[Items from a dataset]
_ _ _ _ _ _ _

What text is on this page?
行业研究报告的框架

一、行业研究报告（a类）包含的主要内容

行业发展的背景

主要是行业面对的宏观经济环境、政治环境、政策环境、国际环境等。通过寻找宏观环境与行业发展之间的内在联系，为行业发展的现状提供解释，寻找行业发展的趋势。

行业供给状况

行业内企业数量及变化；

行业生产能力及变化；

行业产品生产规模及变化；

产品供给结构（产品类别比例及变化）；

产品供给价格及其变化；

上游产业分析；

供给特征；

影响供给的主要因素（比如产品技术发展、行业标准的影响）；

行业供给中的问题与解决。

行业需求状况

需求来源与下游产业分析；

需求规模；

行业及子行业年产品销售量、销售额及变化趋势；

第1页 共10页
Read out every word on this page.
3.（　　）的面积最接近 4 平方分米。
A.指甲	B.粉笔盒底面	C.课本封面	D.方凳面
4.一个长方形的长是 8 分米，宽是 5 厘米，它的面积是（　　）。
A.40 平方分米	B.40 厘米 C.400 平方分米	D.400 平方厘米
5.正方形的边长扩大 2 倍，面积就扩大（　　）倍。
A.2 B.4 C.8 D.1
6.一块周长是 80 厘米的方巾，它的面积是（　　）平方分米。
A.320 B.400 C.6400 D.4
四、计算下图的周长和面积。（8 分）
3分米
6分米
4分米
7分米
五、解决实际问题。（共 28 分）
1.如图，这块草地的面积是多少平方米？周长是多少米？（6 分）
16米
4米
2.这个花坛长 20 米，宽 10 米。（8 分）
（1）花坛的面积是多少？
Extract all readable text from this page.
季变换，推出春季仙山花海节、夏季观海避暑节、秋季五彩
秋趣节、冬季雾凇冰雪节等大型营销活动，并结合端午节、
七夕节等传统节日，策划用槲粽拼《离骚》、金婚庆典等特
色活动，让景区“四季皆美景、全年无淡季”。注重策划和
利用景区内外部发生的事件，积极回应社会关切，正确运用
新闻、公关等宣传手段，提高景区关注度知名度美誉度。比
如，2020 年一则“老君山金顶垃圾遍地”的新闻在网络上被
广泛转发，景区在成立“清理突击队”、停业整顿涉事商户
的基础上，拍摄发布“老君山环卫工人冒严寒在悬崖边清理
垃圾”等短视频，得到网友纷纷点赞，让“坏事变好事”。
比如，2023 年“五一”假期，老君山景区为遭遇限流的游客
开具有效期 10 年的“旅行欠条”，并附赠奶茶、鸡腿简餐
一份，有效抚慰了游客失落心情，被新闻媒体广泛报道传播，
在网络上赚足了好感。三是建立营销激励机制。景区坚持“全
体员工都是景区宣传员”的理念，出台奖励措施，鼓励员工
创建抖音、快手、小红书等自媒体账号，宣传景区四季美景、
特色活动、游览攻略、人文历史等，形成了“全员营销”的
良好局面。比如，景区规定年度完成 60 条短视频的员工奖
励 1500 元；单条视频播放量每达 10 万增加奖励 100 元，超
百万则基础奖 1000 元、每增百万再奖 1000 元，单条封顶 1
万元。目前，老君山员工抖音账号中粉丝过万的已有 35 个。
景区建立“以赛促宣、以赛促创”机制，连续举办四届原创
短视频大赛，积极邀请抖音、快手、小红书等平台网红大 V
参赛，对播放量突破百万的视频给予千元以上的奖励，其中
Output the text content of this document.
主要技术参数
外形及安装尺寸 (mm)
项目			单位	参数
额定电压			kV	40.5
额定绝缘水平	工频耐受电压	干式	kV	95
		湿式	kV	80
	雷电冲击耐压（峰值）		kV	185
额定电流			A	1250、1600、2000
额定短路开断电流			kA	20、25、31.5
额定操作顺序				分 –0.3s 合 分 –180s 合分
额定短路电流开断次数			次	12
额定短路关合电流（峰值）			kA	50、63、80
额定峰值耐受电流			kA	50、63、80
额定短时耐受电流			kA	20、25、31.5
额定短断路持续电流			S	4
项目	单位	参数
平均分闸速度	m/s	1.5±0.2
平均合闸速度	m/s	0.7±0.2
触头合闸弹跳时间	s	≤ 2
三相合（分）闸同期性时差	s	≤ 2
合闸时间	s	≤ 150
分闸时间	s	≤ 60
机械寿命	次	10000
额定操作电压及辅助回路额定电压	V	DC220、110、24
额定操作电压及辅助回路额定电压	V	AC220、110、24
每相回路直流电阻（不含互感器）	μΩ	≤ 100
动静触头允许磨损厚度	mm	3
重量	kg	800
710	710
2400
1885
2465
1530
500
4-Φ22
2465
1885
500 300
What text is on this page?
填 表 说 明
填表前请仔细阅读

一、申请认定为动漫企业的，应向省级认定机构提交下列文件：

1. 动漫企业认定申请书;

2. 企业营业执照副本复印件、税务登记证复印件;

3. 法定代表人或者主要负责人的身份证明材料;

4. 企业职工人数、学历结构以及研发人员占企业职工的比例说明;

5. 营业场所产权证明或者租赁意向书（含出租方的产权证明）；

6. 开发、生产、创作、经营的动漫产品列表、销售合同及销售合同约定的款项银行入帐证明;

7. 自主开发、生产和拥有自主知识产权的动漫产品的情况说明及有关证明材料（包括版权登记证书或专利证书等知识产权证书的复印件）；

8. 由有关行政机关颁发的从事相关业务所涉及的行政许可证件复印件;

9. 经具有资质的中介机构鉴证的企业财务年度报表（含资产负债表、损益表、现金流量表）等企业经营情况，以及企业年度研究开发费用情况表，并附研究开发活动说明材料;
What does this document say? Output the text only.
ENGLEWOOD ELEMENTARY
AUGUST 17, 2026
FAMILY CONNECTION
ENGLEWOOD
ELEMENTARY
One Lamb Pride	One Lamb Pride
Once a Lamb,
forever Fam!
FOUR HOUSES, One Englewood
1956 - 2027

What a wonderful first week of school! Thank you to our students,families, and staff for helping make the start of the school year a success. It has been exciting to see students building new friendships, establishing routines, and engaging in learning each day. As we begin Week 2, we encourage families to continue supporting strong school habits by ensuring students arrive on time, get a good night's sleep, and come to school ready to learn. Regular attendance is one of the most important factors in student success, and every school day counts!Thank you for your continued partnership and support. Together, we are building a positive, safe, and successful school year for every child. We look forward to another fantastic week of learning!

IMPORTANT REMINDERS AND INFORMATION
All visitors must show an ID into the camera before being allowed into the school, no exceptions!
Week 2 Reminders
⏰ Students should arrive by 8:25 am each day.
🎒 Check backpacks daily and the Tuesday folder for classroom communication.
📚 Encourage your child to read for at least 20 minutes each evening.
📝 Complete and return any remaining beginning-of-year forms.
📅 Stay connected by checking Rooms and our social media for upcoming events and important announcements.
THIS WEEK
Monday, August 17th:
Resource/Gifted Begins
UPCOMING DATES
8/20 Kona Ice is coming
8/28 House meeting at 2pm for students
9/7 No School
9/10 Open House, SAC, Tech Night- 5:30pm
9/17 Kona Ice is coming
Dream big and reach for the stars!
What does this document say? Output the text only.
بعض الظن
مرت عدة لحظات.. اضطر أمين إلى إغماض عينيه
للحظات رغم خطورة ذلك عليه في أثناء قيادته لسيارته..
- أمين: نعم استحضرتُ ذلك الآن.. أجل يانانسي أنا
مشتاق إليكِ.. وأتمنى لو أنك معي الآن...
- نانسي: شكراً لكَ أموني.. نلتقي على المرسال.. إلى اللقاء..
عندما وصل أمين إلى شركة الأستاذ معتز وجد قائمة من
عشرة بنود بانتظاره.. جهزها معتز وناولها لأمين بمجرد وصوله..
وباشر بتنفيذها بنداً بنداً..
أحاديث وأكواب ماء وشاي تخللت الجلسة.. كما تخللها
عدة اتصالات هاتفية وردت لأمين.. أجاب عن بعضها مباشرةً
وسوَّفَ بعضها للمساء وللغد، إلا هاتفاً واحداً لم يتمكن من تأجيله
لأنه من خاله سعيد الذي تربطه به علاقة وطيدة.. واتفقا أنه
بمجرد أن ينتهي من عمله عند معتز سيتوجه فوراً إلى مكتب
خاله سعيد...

_ _ _ _ _ _ _

§ Aim
For this exercise, gather every line of the data that contains the word "معتز".

§ Result of the exercise
عندما وصل أمين إلى شركة الأستاذ معتز وجد قائمة من
عشرة بنود بانتظاره.. جهزها معتز وناولها لأمين بمجرد وصوله..
بمجرد أن ينتهي من عمله عند معتز سيتوجه فوراً إلى مكتب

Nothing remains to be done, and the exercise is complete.